Figure data in JSON:
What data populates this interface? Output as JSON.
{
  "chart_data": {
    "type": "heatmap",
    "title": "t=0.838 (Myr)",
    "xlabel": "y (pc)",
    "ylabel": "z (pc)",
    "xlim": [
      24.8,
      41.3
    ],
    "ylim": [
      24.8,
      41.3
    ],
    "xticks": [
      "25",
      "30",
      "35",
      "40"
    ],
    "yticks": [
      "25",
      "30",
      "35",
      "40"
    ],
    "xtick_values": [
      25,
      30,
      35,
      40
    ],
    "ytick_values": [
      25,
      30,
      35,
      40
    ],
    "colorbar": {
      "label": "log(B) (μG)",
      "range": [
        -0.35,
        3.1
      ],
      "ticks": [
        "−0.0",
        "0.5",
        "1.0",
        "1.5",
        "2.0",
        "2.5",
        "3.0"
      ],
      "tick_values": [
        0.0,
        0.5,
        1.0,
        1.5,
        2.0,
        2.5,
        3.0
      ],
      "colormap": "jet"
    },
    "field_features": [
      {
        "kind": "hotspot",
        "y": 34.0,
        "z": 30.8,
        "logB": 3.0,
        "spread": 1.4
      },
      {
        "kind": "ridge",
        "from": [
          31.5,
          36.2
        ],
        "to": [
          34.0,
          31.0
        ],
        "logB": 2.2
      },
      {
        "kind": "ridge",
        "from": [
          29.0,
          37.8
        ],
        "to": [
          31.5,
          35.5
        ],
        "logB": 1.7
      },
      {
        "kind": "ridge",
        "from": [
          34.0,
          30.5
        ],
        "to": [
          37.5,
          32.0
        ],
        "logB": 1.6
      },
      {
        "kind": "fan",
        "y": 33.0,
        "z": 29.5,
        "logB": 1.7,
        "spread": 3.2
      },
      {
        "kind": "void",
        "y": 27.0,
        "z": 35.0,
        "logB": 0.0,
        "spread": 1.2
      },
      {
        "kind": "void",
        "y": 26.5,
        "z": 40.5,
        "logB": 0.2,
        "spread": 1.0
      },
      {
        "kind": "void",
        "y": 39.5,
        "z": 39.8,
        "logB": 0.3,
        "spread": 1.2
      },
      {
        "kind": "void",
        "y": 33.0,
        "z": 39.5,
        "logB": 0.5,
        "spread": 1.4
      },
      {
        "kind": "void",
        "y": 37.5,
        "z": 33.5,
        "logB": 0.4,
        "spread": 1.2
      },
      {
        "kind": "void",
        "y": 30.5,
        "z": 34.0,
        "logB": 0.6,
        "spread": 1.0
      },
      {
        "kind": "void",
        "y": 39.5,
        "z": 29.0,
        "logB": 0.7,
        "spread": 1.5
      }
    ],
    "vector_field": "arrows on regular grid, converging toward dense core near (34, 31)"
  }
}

■ WHAT THE TASK ASKS ■
From the records above, pull out every line containing the word "logB".

■ EXPECTED OUTPUT ■
        "logB": 3.0,
        "logB": 2.2
        "logB": 1.7
        "logB": 1.6
        "logB": 1.7,
        "logB": 0.0,
        "logB": 0.2,
        "logB": 0.3,
        "logB": 0.5,
        "logB": 0.4,
        "logB": 0.6,
        "logB": 0.7,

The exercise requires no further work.